### DO THIS:
Pull every line containing "alternatifs" from the entries.

### Saved entries:

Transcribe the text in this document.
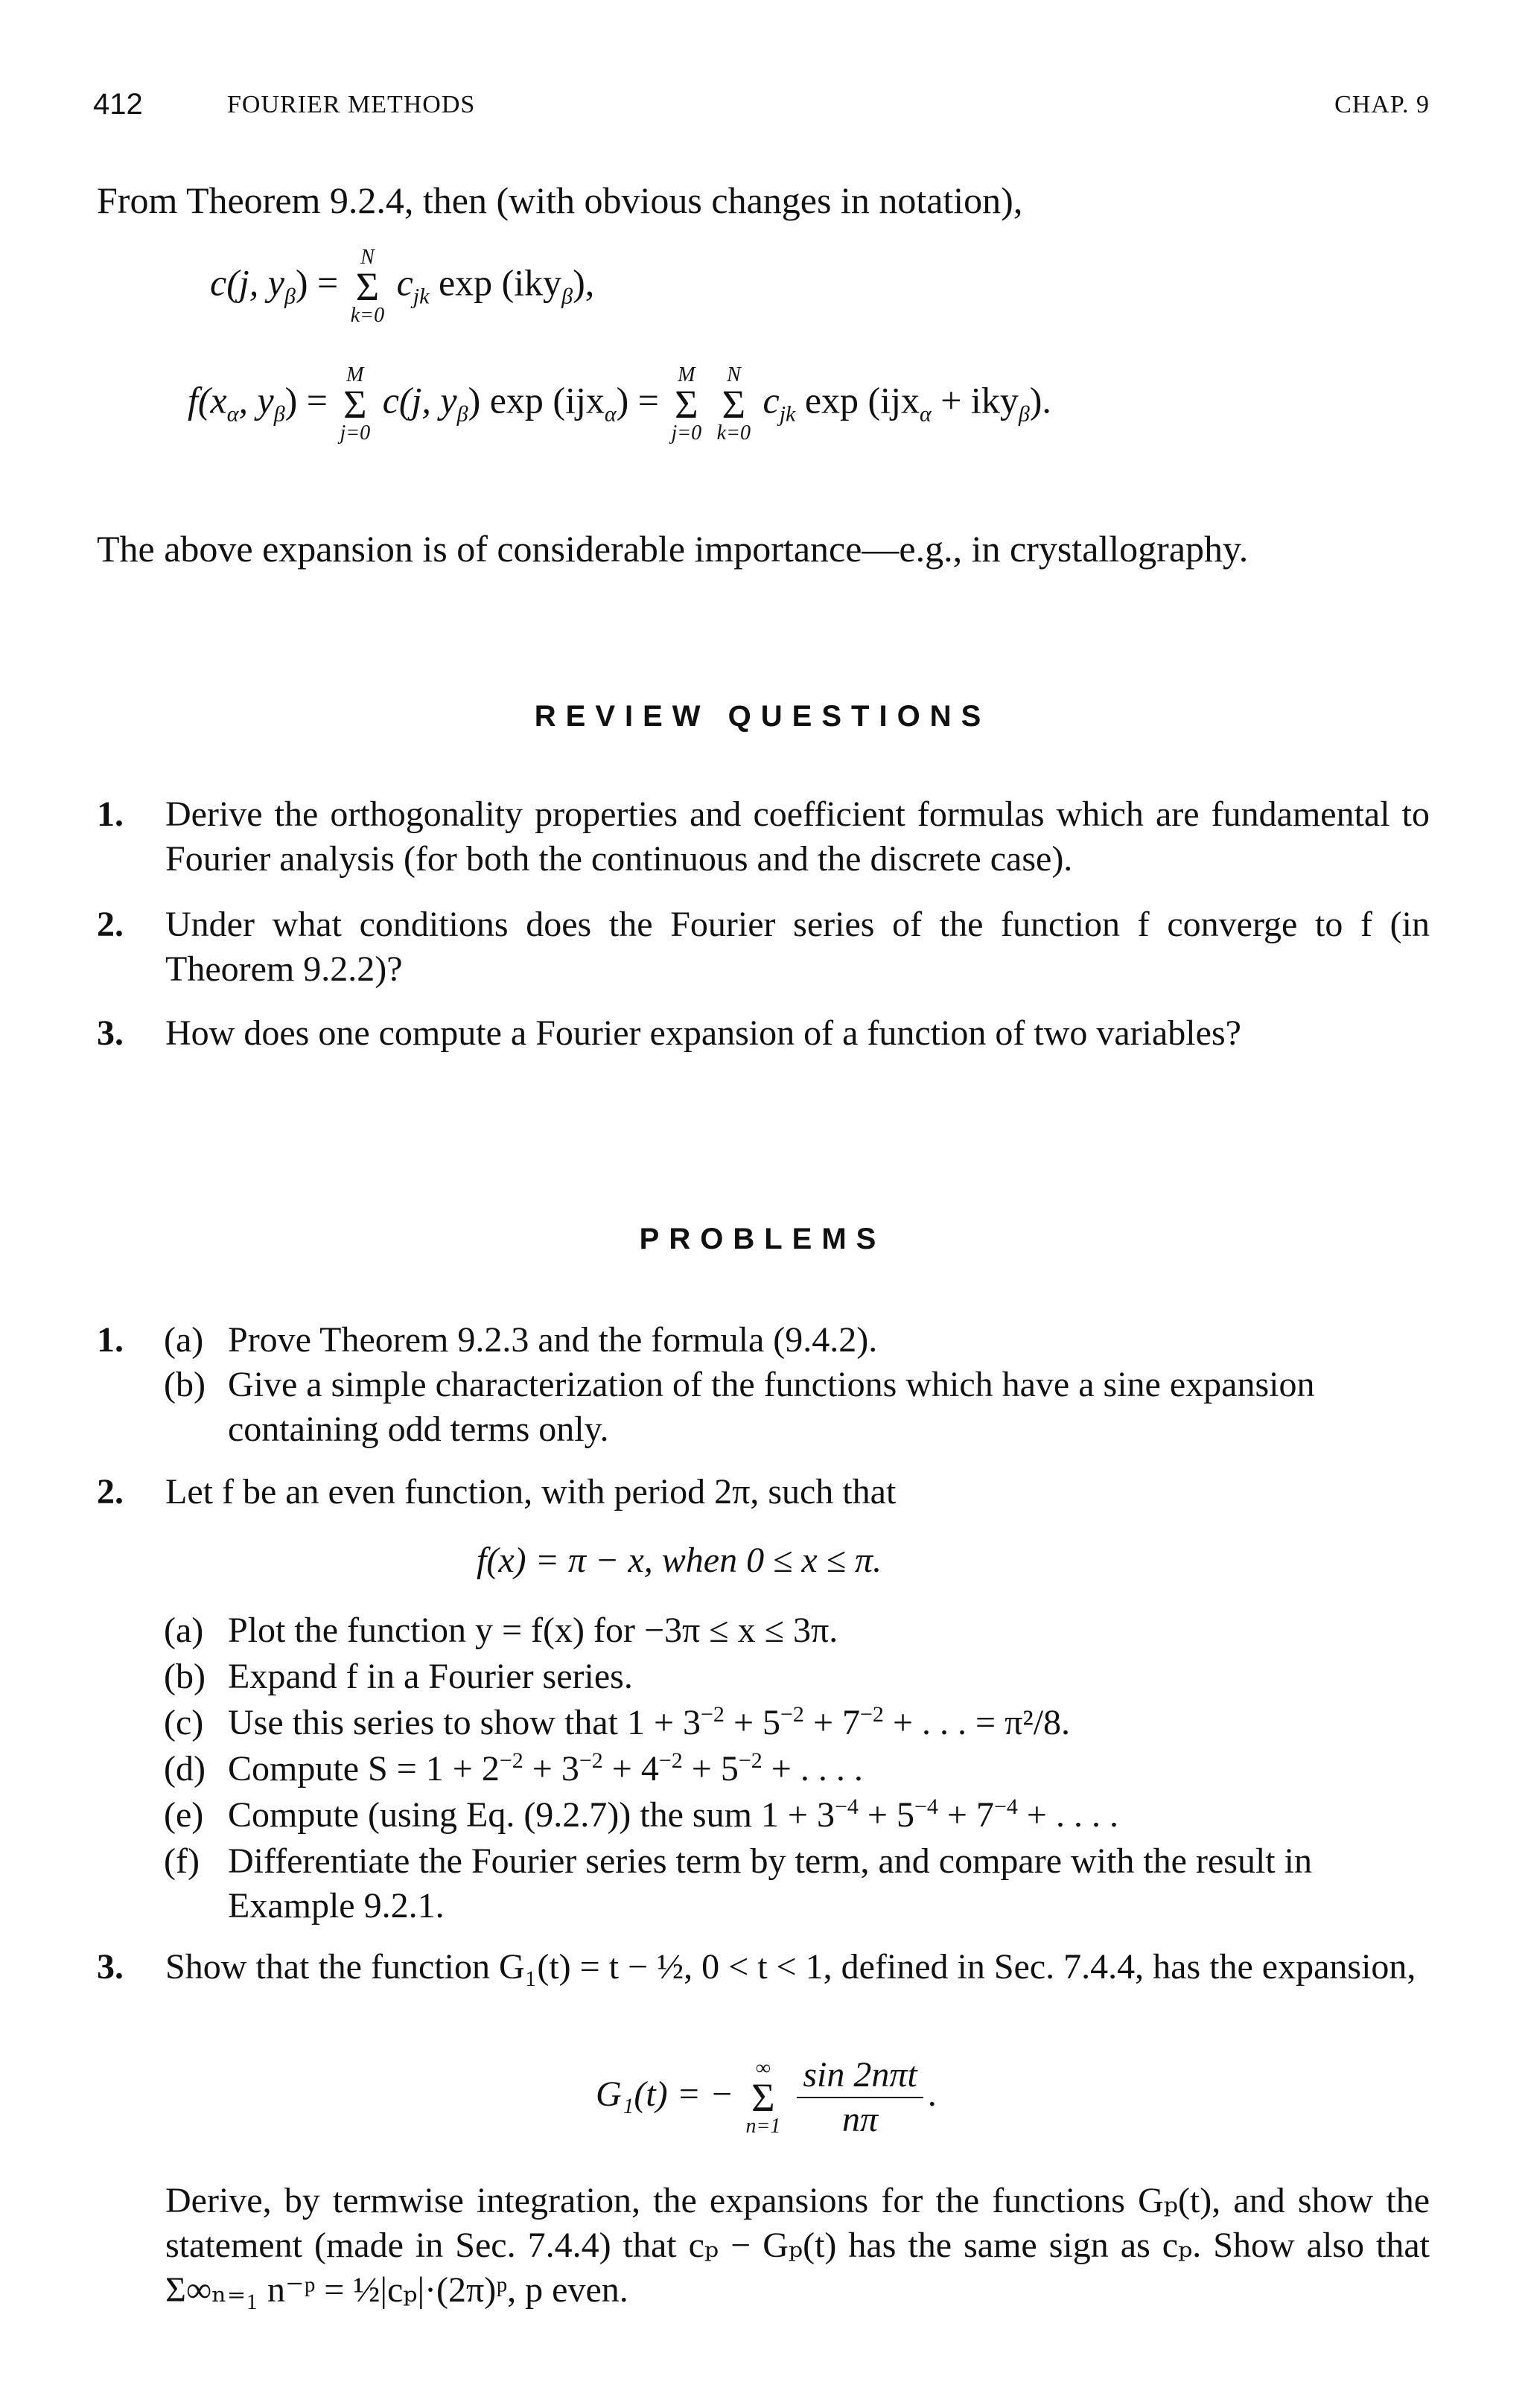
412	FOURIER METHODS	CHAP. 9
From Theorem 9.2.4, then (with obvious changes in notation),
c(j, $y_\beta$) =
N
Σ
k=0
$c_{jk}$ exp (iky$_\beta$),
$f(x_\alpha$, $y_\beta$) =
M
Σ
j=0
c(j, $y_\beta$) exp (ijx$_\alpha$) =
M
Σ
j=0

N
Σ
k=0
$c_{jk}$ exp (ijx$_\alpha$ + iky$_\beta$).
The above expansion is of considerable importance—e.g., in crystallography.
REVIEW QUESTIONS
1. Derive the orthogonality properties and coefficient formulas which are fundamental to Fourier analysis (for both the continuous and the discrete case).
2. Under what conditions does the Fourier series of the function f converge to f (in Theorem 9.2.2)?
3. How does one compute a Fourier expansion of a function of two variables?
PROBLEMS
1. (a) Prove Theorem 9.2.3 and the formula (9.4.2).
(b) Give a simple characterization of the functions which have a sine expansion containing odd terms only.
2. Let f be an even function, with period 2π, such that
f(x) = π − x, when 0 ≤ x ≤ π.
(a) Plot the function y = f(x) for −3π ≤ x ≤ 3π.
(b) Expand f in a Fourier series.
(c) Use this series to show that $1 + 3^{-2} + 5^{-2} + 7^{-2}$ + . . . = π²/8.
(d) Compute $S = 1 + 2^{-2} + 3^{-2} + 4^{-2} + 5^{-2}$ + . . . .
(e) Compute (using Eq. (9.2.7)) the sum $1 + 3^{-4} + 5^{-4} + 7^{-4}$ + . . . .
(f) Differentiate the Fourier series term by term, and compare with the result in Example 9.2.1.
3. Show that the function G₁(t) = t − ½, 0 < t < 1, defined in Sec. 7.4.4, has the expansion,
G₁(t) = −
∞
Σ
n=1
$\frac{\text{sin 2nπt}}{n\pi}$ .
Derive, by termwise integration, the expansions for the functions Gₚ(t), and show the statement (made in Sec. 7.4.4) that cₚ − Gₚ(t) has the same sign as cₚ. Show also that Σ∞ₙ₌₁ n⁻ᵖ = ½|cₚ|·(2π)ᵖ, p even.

...

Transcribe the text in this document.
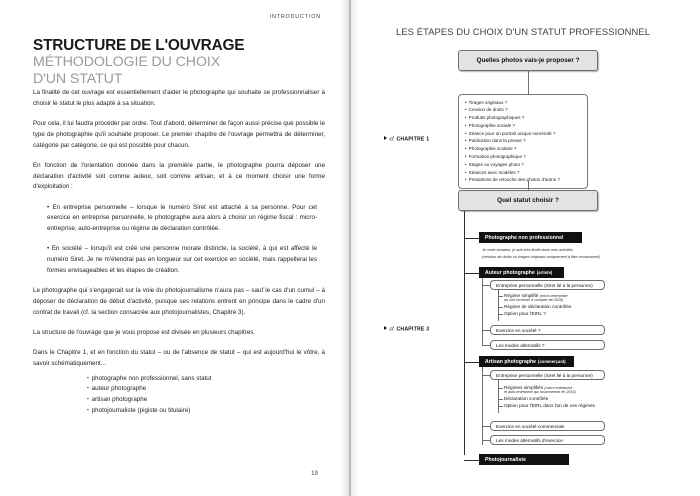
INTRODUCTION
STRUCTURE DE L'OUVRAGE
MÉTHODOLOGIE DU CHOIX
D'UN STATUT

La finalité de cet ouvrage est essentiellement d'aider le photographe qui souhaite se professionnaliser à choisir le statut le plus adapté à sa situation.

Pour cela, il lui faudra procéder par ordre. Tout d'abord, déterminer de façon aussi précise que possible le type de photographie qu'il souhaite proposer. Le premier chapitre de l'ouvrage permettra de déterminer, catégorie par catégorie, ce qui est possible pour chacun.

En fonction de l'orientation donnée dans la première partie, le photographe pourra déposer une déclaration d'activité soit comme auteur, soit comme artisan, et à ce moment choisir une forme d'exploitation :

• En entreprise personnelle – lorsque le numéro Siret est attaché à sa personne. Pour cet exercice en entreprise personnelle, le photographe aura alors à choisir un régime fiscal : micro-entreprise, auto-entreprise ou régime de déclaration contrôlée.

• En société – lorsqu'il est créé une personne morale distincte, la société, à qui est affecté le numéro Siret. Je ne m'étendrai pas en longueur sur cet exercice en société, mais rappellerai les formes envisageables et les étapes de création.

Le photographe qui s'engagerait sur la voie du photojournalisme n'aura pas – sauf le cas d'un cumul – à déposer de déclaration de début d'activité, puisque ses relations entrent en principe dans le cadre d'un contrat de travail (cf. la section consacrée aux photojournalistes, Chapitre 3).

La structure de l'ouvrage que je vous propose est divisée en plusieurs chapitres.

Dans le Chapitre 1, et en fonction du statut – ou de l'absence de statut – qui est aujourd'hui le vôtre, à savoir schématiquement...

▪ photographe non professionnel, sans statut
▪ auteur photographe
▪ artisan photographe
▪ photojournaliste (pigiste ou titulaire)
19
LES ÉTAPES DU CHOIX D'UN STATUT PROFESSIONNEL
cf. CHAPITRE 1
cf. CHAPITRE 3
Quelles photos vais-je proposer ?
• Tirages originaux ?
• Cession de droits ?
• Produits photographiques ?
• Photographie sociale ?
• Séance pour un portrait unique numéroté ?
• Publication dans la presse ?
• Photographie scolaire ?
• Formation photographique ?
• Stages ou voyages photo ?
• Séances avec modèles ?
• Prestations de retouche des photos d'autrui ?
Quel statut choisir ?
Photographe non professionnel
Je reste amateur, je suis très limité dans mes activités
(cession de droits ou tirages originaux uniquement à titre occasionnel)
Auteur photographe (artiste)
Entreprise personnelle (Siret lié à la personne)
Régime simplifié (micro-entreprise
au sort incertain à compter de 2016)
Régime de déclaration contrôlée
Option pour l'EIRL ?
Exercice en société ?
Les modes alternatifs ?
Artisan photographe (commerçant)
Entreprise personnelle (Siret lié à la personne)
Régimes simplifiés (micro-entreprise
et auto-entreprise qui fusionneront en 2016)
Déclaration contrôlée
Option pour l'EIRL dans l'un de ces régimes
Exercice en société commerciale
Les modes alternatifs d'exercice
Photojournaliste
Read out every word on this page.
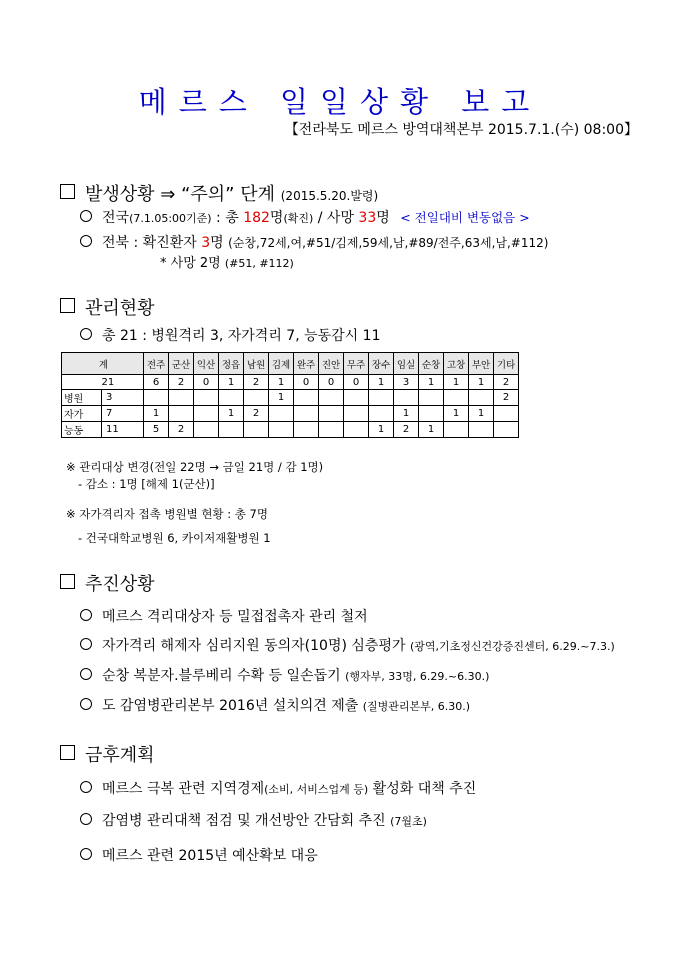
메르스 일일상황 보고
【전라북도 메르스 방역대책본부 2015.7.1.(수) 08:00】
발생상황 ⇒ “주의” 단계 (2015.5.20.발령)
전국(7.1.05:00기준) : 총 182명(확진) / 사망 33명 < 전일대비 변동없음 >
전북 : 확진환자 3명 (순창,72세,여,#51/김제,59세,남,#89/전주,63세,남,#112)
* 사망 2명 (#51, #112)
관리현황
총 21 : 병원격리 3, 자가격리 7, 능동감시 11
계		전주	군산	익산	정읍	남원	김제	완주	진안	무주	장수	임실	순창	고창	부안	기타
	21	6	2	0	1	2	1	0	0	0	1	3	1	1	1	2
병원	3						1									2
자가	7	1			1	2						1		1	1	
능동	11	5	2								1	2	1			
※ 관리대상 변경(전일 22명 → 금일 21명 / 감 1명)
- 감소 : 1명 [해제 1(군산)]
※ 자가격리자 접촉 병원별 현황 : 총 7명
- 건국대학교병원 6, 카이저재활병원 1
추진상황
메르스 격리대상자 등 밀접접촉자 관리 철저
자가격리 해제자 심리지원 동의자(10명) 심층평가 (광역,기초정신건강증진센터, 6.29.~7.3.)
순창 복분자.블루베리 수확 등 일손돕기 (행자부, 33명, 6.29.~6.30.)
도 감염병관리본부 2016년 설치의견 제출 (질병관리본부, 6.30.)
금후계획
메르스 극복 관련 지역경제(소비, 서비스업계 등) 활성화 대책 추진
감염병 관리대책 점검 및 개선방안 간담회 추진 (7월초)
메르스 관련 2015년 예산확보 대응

### EXPECTED ANSWER:
Les modes alternatifs ?
Les modes alternatifs d'exercice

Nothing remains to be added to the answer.